[Dataset items]
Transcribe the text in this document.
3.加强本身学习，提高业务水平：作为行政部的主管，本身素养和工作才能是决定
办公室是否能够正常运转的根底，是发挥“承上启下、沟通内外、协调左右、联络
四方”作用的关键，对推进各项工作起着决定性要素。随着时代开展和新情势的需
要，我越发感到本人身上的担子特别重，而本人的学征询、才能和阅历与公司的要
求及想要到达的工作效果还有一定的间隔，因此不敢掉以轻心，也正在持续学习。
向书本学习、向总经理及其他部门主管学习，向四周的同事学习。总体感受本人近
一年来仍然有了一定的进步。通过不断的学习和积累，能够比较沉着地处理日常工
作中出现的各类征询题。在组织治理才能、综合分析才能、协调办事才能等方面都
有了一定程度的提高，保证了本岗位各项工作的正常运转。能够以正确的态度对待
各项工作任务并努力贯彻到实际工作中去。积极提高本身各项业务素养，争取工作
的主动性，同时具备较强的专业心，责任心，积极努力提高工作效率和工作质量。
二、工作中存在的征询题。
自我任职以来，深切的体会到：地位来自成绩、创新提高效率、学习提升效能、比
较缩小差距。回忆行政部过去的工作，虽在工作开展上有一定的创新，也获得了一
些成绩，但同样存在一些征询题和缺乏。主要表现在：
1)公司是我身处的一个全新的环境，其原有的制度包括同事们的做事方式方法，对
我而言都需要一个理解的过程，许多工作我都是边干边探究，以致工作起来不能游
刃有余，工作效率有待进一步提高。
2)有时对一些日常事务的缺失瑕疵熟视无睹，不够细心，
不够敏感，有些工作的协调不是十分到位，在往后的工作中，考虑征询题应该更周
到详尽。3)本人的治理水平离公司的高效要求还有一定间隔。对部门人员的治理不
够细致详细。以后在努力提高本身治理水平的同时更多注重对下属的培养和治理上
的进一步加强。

# Given exercise
The records above should be returned exactly.

# Output for this exercise
Transcribe the text in this document.
3.加强本身学习，提高业务水平：作为行政部的主管，本身素养和工作才能是决定
办公室是否能够正常运转的根底，是发挥“承上启下、沟通内外、协调左右、联络
四方”作用的关键，对推进各项工作起着决定性要素。随着时代开展和新情势的需
要，我越发感到本人身上的担子特别重，而本人的学征询、才能和阅历与公司的要
求及想要到达的工作效果还有一定的间隔，因此不敢掉以轻心，也正在持续学习。
向书本学习、向总经理及其他部门主管学习，向四周的同事学习。总体感受本人近
一年来仍然有了一定的进步。通过不断的学习和积累，能够比较沉着地处理日常工
作中出现的各类征询题。在组织治理才能、综合分析才能、协调办事才能等方面都
有了一定程度的提高，保证了本岗位各项工作的正常运转。能够以正确的态度对待
各项工作任务并努力贯彻到实际工作中去。积极提高本身各项业务素养，争取工作
的主动性，同时具备较强的专业心，责任心，积极努力提高工作效率和工作质量。
二、工作中存在的征询题。
自我任职以来，深切的体会到：地位来自成绩、创新提高效率、学习提升效能、比
较缩小差距。回忆行政部过去的工作，虽在工作开展上有一定的创新，也获得了一
些成绩，但同样存在一些征询题和缺乏。主要表现在：
1)公司是我身处的一个全新的环境，其原有的制度包括同事们的做事方式方法，对
我而言都需要一个理解的过程，许多工作我都是边干边探究，以致工作起来不能游
刃有余，工作效率有待进一步提高。
2)有时对一些日常事务的缺失瑕疵熟视无睹，不够细心，
不够敏感，有些工作的协调不是十分到位，在往后的工作中，考虑征询题应该更周
到详尽。3)本人的治理水平离公司的高效要求还有一定间隔。对部门人员的治理不
够细致详细。以后在努力提高本身治理水平的同时更多注重对下属的培养和治理上
的进一步加强。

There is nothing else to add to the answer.